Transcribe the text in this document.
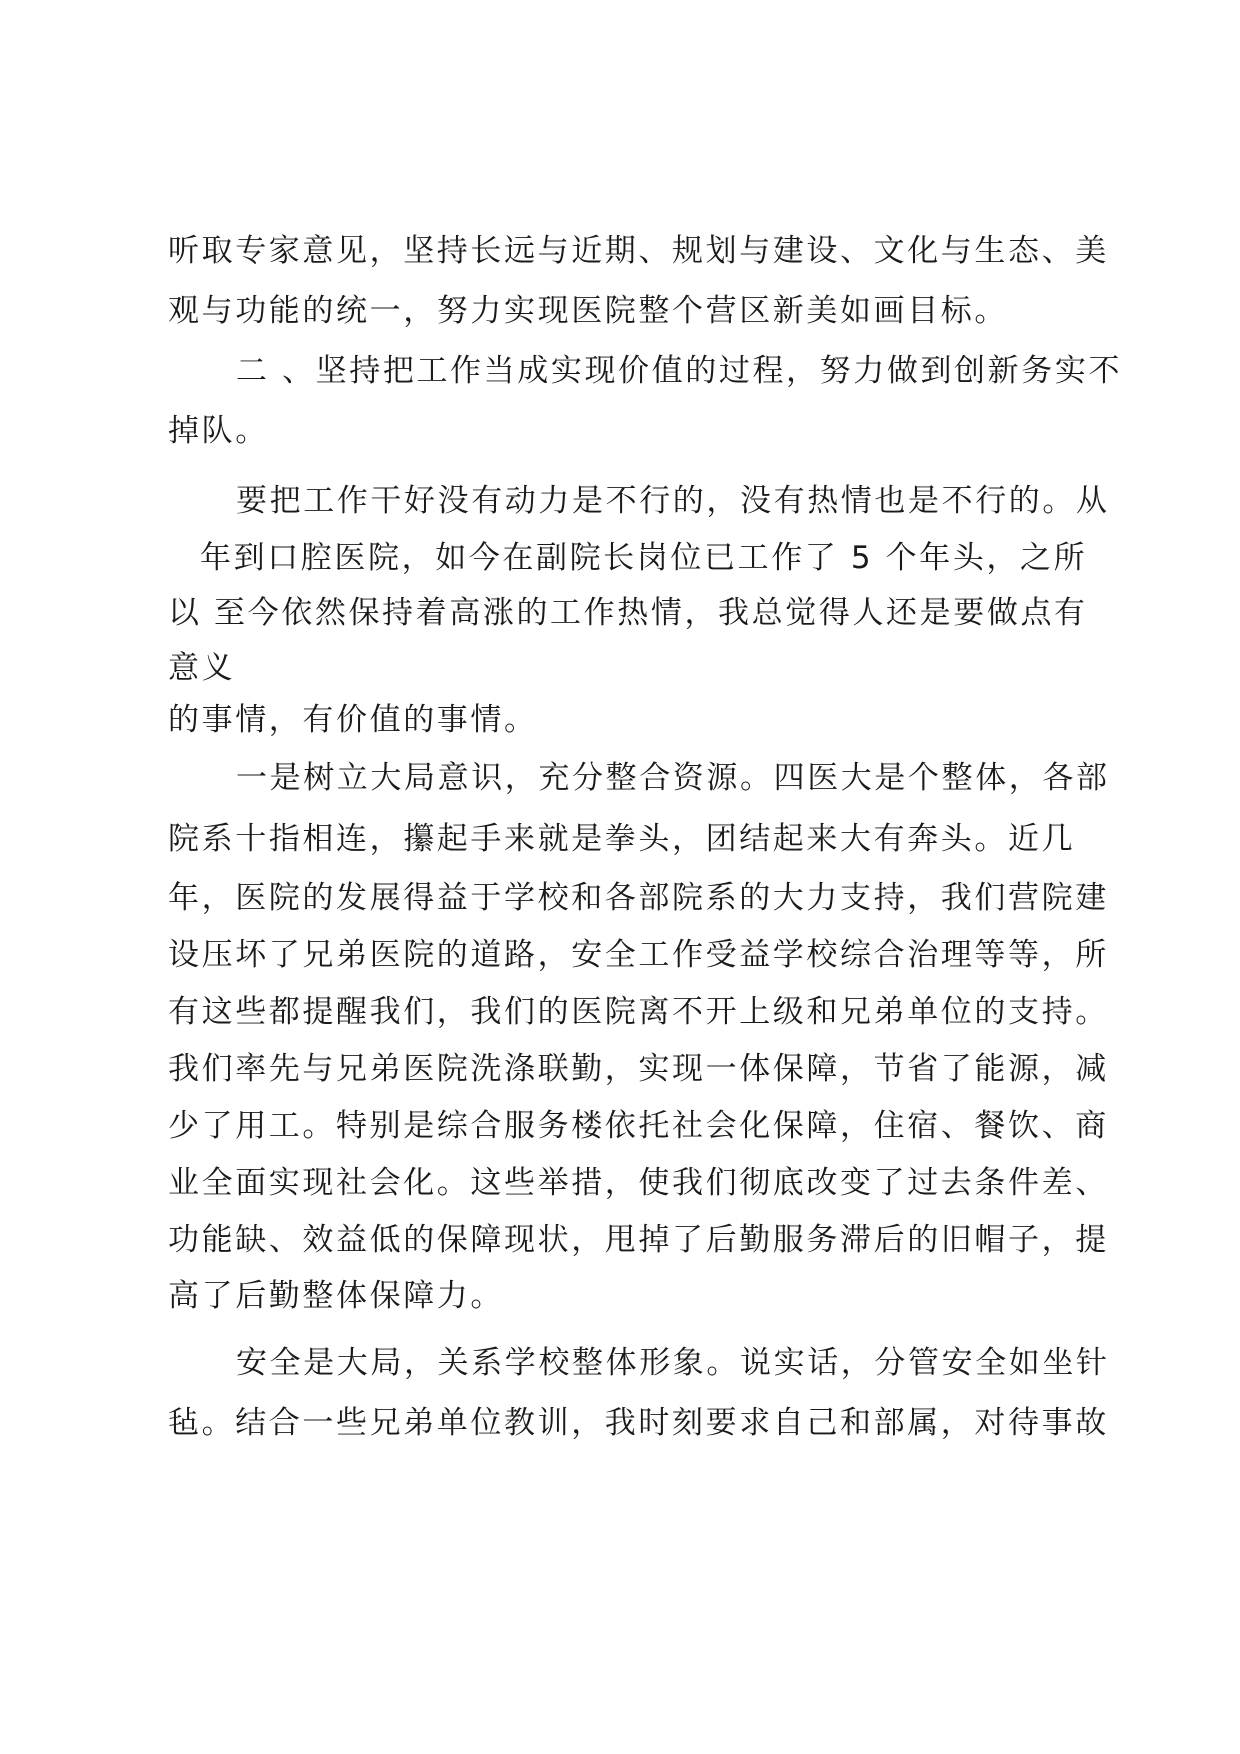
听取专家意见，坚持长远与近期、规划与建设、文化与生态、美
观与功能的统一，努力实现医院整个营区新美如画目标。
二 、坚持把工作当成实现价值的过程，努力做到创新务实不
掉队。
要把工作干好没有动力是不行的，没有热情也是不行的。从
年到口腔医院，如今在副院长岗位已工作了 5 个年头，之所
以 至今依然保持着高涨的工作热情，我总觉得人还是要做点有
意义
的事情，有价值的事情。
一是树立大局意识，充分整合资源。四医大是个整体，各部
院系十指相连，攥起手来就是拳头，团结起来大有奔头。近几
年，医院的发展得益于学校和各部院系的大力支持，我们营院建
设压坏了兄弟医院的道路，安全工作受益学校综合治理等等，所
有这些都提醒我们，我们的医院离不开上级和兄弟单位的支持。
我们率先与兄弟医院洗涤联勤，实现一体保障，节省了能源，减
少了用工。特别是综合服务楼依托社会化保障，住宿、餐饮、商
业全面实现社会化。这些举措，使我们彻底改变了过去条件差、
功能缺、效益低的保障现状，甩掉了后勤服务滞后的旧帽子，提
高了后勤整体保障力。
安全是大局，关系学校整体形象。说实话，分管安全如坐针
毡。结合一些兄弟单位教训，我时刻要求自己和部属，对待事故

◆ **WHAT NEEDS TO BE DONE**:
Images should not appear in the copy; retype the listing above exactly.

◆ **CORRECT RESPONSE**:
Transcribe the text in this document.
听取专家意见，坚持长远与近期、规划与建设、文化与生态、美
观与功能的统一，努力实现医院整个营区新美如画目标。
二 、坚持把工作当成实现价值的过程，努力做到创新务实不
掉队。
要把工作干好没有动力是不行的，没有热情也是不行的。从
年到口腔医院，如今在副院长岗位已工作了 5 个年头，之所
以 至今依然保持着高涨的工作热情，我总觉得人还是要做点有
意义
的事情，有价值的事情。
一是树立大局意识，充分整合资源。四医大是个整体，各部
院系十指相连，攥起手来就是拳头，团结起来大有奔头。近几
年，医院的发展得益于学校和各部院系的大力支持，我们营院建
设压坏了兄弟医院的道路，安全工作受益学校综合治理等等，所
有这些都提醒我们，我们的医院离不开上级和兄弟单位的支持。
我们率先与兄弟医院洗涤联勤，实现一体保障，节省了能源，减
少了用工。特别是综合服务楼依托社会化保障，住宿、餐饮、商
业全面实现社会化。这些举措，使我们彻底改变了过去条件差、
功能缺、效益低的保障现状，甩掉了后勤服务滞后的旧帽子，提
高了后勤整体保障力。
安全是大局，关系学校整体形象。说实话，分管安全如坐针
毡。结合一些兄弟单位教训，我时刻要求自己和部属，对待事故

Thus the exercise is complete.